- Short task:
Write out each line exactly as it stands, please.

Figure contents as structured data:
++++++++++++++++++++

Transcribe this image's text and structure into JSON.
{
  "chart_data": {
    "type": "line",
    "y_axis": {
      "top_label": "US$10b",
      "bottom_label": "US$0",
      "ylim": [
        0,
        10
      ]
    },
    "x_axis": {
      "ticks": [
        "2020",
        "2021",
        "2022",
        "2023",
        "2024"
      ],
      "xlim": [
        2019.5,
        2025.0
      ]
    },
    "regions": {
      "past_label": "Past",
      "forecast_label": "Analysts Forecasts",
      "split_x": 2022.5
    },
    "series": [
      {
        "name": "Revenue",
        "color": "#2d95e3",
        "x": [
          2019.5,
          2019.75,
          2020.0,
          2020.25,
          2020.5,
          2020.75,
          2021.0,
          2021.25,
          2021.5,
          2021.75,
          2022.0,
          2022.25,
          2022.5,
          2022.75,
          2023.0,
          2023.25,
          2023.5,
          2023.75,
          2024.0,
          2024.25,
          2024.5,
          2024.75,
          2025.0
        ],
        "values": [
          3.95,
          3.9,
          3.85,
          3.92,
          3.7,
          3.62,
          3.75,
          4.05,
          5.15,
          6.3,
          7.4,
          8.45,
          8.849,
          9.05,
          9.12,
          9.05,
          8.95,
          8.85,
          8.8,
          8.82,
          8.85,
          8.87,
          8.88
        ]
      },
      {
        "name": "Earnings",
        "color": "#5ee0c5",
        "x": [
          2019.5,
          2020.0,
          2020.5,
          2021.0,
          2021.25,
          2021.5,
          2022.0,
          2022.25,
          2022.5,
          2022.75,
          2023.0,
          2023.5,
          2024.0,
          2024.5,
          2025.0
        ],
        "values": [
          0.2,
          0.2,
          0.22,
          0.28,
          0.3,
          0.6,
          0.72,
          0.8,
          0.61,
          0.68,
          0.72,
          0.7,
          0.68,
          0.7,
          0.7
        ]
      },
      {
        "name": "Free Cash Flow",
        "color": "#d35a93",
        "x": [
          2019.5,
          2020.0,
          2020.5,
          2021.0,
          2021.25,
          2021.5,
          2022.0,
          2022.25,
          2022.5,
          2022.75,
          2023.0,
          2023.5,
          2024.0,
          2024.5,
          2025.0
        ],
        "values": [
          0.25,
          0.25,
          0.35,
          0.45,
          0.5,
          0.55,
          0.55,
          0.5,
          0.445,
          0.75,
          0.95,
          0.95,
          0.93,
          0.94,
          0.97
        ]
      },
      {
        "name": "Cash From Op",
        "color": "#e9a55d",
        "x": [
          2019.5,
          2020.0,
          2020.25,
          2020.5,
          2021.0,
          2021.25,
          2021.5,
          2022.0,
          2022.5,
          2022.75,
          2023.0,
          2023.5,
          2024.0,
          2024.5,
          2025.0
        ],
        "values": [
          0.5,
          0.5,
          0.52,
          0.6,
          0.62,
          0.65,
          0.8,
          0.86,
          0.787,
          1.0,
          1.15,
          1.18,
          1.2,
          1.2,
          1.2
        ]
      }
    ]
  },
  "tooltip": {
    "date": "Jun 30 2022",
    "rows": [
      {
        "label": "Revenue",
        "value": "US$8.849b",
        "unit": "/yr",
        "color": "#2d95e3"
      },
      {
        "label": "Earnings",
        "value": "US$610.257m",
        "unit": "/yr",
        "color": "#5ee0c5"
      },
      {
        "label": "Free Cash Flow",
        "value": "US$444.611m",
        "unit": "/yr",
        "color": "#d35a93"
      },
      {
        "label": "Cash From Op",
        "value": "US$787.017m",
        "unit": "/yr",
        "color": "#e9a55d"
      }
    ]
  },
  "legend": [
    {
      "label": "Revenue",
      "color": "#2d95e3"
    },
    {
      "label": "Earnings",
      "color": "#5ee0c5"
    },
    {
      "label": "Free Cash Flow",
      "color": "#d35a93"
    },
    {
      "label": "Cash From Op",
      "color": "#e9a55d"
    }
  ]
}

++++++++++++++++++++

- Expected answer:
Transcribe this image's text and structure into JSON.
{
  "chart_data": {
    "type": "line",
    "y_axis": {
      "top_label": "US$10b",
      "bottom_label": "US$0",
      "ylim": [
        0,
        10
      ]
    },
    "x_axis": {
      "ticks": [
        "2020",
        "2021",
        "2022",
        "2023",
        "2024"
      ],
      "xlim": [
        2019.5,
        2025.0
      ]
    },
    "regions": {
      "past_label": "Past",
      "forecast_label": "Analysts Forecasts",
      "split_x": 2022.5
    },
    "series": [
      {
        "name": "Revenue",
        "color": "#2d95e3",
        "x": [
          2019.5,
          2019.75,
          2020.0,
          2020.25,
          2020.5,
          2020.75,
          2021.0,
          2021.25,
          2021.5,
          2021.75,
          2022.0,
          2022.25,
          2022.5,
          2022.75,
          2023.0,
          2023.25,
          2023.5,
          2023.75,
          2024.0,
          2024.25,
          2024.5,
          2024.75,
          2025.0
        ],
        "values": [
          3.95,
          3.9,
          3.85,
          3.92,
          3.7,
          3.62,
          3.75,
          4.05,
          5.15,
          6.3,
          7.4,
          8.45,
          8.849,
          9.05,
          9.12,
          9.05,
          8.95,
          8.85,
          8.8,
          8.82,
          8.85,
          8.87,
          8.88
        ]
      },
      {
        "name": "Earnings",
        "color": "#5ee0c5",
        "x": [
          2019.5,
          2020.0,
          2020.5,
          2021.0,
          2021.25,
          2021.5,
          2022.0,
          2022.25,
          2022.5,
          2022.75,
          2023.0,
          2023.5,
          2024.0,
          2024.5,
          2025.0
        ],
        "values": [
          0.2,
          0.2,
          0.22,
          0.28,
          0.3,
          0.6,
          0.72,
          0.8,
          0.61,
          0.68,
          0.72,
          0.7,
          0.68,
          0.7,
          0.7
        ]
      },
      {
        "name": "Free Cash Flow",
        "color": "#d35a93",
        "x": [
          2019.5,
          2020.0,
          2020.5,
          2021.0,
          2021.25,
          2021.5,
          2022.0,
          2022.25,
          2022.5,
          2022.75,
          2023.0,
          2023.5,
          2024.0,
          2024.5,
          2025.0
        ],
        "values": [
          0.25,
          0.25,
          0.35,
          0.45,
          0.5,
          0.55,
          0.55,
          0.5,
          0.445,
          0.75,
          0.95,
          0.95,
          0.93,
          0.94,
          0.97
        ]
      },
      {
        "name": "Cash From Op",
        "color": "#e9a55d",
        "x": [
          2019.5,
          2020.0,
          2020.25,
          2020.5,
          2021.0,
          2021.25,
          2021.5,
          2022.0,
          2022.5,
          2022.75,
          2023.0,
          2023.5,
          2024.0,
          2024.5,
          2025.0
        ],
        "values": [
          0.5,
          0.5,
          0.52,
          0.6,
          0.62,
          0.65,
          0.8,
          0.86,
          0.787,
          1.0,
          1.15,
          1.18,
          1.2,
          1.2,
          1.2
        ]
      }
    ]
  },
  "tooltip": {
    "date": "Jun 30 2022",
    "rows": [
      {
        "label": "Revenue",
        "value": "US$8.849b",
        "unit": "/yr",
        "color": "#2d95e3"
      },
      {
        "label": "Earnings",
        "value": "US$610.257m",
        "unit": "/yr",
        "color": "#5ee0c5"
      },
      {
        "label": "Free Cash Flow",
        "value": "US$444.611m",
        "unit": "/yr",
        "color": "#d35a93"
      },
      {
        "label": "Cash From Op",
        "value": "US$787.017m",
        "unit": "/yr",
        "color": "#e9a55d"
      }
    ]
  },
  "legend": [
    {
      "label": "Revenue",
      "color": "#2d95e3"
    },
    {
      "label": "Earnings",
      "color": "#5ee0c5"
    },
    {
      "label": "Free Cash Flow",
      "color": "#d35a93"
    },
    {
      "label": "Cash From Op",
      "color": "#e9a55d"
    }
  ]
}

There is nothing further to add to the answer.